Your goal -> Retype the listing below word for word, leaving out any pictures.

## start Data shown

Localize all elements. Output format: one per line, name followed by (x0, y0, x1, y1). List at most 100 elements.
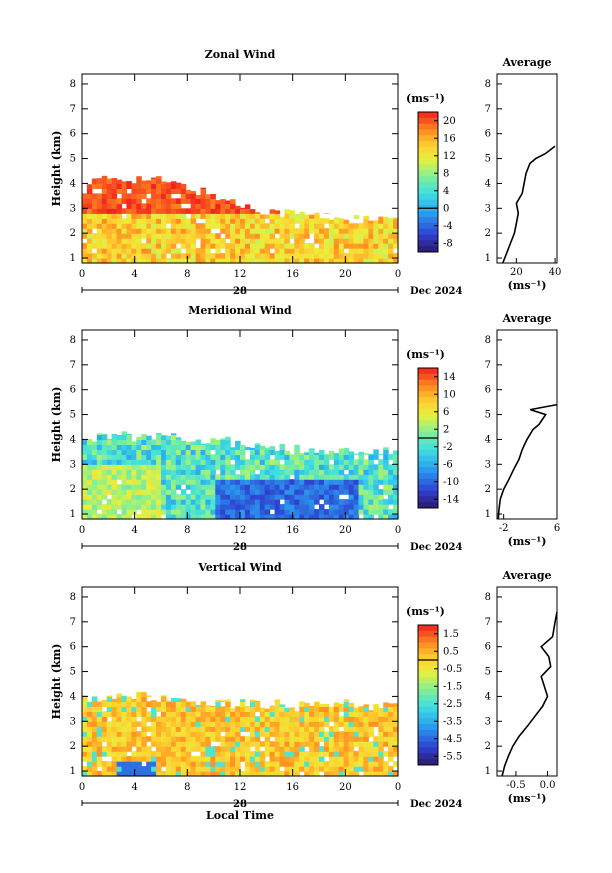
heat-cell (235, 253, 241, 259)
heat-cell (195, 213, 202, 219)
heat-cell (259, 771, 266, 777)
heat-cell (106, 484, 113, 490)
heat-cell (215, 494, 221, 500)
heat-cell (235, 205, 241, 209)
heat-cell (156, 459, 162, 465)
heat-cell (304, 721, 310, 727)
heat-cell (284, 209, 290, 214)
heat-cell (111, 223, 118, 229)
heat-cell (235, 248, 241, 254)
heat-cell (141, 203, 147, 209)
y-tick-label: 1 (70, 509, 76, 520)
heat-cell (309, 479, 315, 485)
heat-cell (274, 464, 281, 470)
heat-cell (82, 469, 88, 475)
heat-cell (101, 504, 108, 510)
profile-x-tick-label: -2 (499, 523, 509, 534)
heat-cell (116, 434, 123, 440)
heat-cell (274, 213, 281, 219)
heat-cell (314, 751, 320, 757)
heat-cell (244, 504, 251, 510)
heat-cell (106, 489, 113, 495)
heat-cell (323, 238, 330, 244)
heat-cell (91, 218, 98, 224)
y-axis-label: Height (km) (50, 131, 63, 207)
colorbar-segment (418, 117, 438, 125)
heat-cell (116, 464, 123, 470)
heat-cell (200, 188, 206, 194)
heat-cell (91, 771, 98, 777)
heat-cell (141, 434, 147, 436)
heat-cell (230, 479, 236, 485)
heat-cell (294, 736, 300, 742)
heat-cell (383, 741, 389, 747)
heat-cell (373, 716, 379, 722)
heat-cell (383, 761, 389, 767)
heat-cell (106, 736, 113, 742)
heat-cell (126, 474, 132, 480)
heat-cell (116, 489, 123, 495)
heat-cell (264, 214, 271, 219)
heat-cell (136, 731, 142, 737)
heat-cell (269, 223, 276, 229)
heat-cell (314, 721, 320, 727)
heat-cell (249, 766, 256, 772)
heat-cell (328, 756, 335, 762)
heat-cell (185, 751, 192, 757)
heat-cell (225, 711, 231, 717)
colorbar-unit: (ms⁻¹) (406, 348, 445, 361)
heat-cell (333, 243, 340, 249)
heat-cell (116, 179, 123, 184)
heat-cell (368, 489, 374, 495)
heat-cell (319, 736, 325, 742)
heat-cell (220, 199, 226, 204)
heat-cell (180, 459, 187, 465)
heat-cell (319, 459, 325, 465)
heat-cell (249, 459, 256, 465)
heat-cell (175, 771, 182, 777)
heat-cell (185, 771, 192, 777)
heat-cell (289, 248, 295, 254)
heat-cell (141, 771, 147, 777)
profile-y-tick-label: 4 (485, 434, 491, 445)
colorbar-segment (418, 211, 438, 218)
heat-cell (106, 243, 113, 249)
heat-cell (195, 711, 202, 717)
heat-cell (126, 464, 132, 470)
heat-cell (388, 499, 394, 505)
heat-cell (249, 736, 256, 742)
heat-cell (388, 756, 394, 762)
heat-cell (358, 716, 364, 722)
heat-cell (289, 746, 295, 752)
heat-cell (86, 228, 93, 234)
heat-cell (136, 243, 142, 249)
heat-cell (358, 706, 364, 712)
heat-cell (146, 509, 152, 515)
heat-cell (165, 736, 172, 742)
heat-cell (200, 751, 206, 757)
heat-cell (151, 489, 157, 495)
heat-cell (91, 454, 98, 460)
heat-cell (175, 761, 182, 767)
heat-cell (161, 771, 167, 777)
heat-cell (235, 228, 241, 234)
heat-cell (294, 711, 300, 717)
heat-cell (200, 193, 206, 199)
heat-cell (91, 499, 98, 505)
heat-cell (225, 479, 231, 485)
heat-cell (210, 484, 216, 490)
heat-cell (294, 761, 300, 767)
colorbar-tick-label: -2 (443, 442, 453, 453)
heat-cell (299, 248, 305, 254)
heat-cell (328, 504, 335, 510)
heat-cell (116, 213, 123, 219)
heat-cell (299, 223, 305, 229)
heat-cell (195, 766, 202, 772)
heat-cell (151, 454, 157, 460)
heat-cell (353, 228, 360, 234)
heat-cell (116, 716, 123, 722)
heat-cell (151, 741, 157, 747)
heat-cell (161, 444, 167, 450)
heat-cell (91, 449, 98, 455)
heat-cell (259, 504, 266, 510)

## end Data shown

Exercise solution ->
Localize all elements. Output format: one per line, name followed by (x0, y0, x1, y1). List at most 100 elements.
heat-cell (235, 253, 241, 259)
heat-cell (195, 213, 202, 219)
heat-cell (259, 771, 266, 777)
heat-cell (106, 484, 113, 490)
heat-cell (215, 494, 221, 500)
heat-cell (235, 205, 241, 209)
heat-cell (156, 459, 162, 465)
heat-cell (304, 721, 310, 727)
heat-cell (284, 209, 290, 214)
heat-cell (111, 223, 118, 229)
heat-cell (235, 248, 241, 254)
heat-cell (141, 203, 147, 209)
y-tick-label: 1 (70, 509, 76, 520)
heat-cell (309, 479, 315, 485)
heat-cell (274, 464, 281, 470)
heat-cell (82, 469, 88, 475)
heat-cell (101, 504, 108, 510)
profile-x-tick-label: -2 (499, 523, 509, 534)
heat-cell (116, 434, 123, 440)
heat-cell (274, 213, 281, 219)
heat-cell (314, 751, 320, 757)
heat-cell (244, 504, 251, 510)
heat-cell (106, 489, 113, 495)
heat-cell (323, 238, 330, 244)
heat-cell (91, 218, 98, 224)
y-axis-label: Height (km) (50, 131, 63, 207)
colorbar-segment (418, 117, 438, 125)
heat-cell (116, 464, 123, 470)
heat-cell (200, 188, 206, 194)
heat-cell (91, 771, 98, 777)
heat-cell (141, 434, 147, 436)
heat-cell (230, 479, 236, 485)
heat-cell (294, 736, 300, 742)
heat-cell (383, 741, 389, 747)
heat-cell (373, 716, 379, 722)
heat-cell (383, 761, 389, 767)
heat-cell (106, 736, 113, 742)
heat-cell (126, 474, 132, 480)
heat-cell (116, 489, 123, 495)
heat-cell (264, 214, 271, 219)
heat-cell (136, 731, 142, 737)
heat-cell (269, 223, 276, 229)
heat-cell (314, 721, 320, 727)
heat-cell (249, 766, 256, 772)
heat-cell (328, 756, 335, 762)
heat-cell (185, 751, 192, 757)
heat-cell (225, 711, 231, 717)
colorbar-unit: (ms⁻¹) (406, 348, 445, 361)
heat-cell (333, 243, 340, 249)
heat-cell (116, 179, 123, 184)
heat-cell (368, 489, 374, 495)
heat-cell (319, 736, 325, 742)
heat-cell (220, 199, 226, 204)
heat-cell (180, 459, 187, 465)
heat-cell (319, 459, 325, 465)
heat-cell (249, 459, 256, 465)
heat-cell (175, 771, 182, 777)
heat-cell (185, 771, 192, 777)
heat-cell (289, 248, 295, 254)
heat-cell (141, 771, 147, 777)
profile-y-tick-label: 4 (485, 434, 491, 445)
colorbar-segment (418, 211, 438, 218)
heat-cell (106, 243, 113, 249)
heat-cell (195, 711, 202, 717)
heat-cell (126, 464, 132, 470)
heat-cell (388, 499, 394, 505)
heat-cell (249, 736, 256, 742)
heat-cell (388, 756, 394, 762)
heat-cell (358, 716, 364, 722)
heat-cell (289, 746, 295, 752)
heat-cell (86, 228, 93, 234)
heat-cell (136, 243, 142, 249)
heat-cell (358, 706, 364, 712)
heat-cell (146, 509, 152, 515)
heat-cell (165, 736, 172, 742)
heat-cell (200, 751, 206, 757)
heat-cell (151, 489, 157, 495)
heat-cell (91, 454, 98, 460)
heat-cell (175, 761, 182, 767)
heat-cell (161, 771, 167, 777)
heat-cell (235, 228, 241, 234)
heat-cell (294, 711, 300, 717)
heat-cell (200, 193, 206, 199)
heat-cell (91, 499, 98, 505)
heat-cell (225, 479, 231, 485)
heat-cell (210, 484, 216, 490)
heat-cell (294, 761, 300, 767)
colorbar-tick-label: -2 (443, 442, 453, 453)
heat-cell (299, 248, 305, 254)
heat-cell (328, 504, 335, 510)
heat-cell (116, 213, 123, 219)
heat-cell (299, 223, 305, 229)
heat-cell (195, 766, 202, 772)
heat-cell (151, 454, 157, 460)
heat-cell (353, 228, 360, 234)
heat-cell (116, 716, 123, 722)
heat-cell (151, 741, 157, 747)
heat-cell (161, 444, 167, 450)
heat-cell (91, 449, 98, 455)
heat-cell (259, 504, 266, 510)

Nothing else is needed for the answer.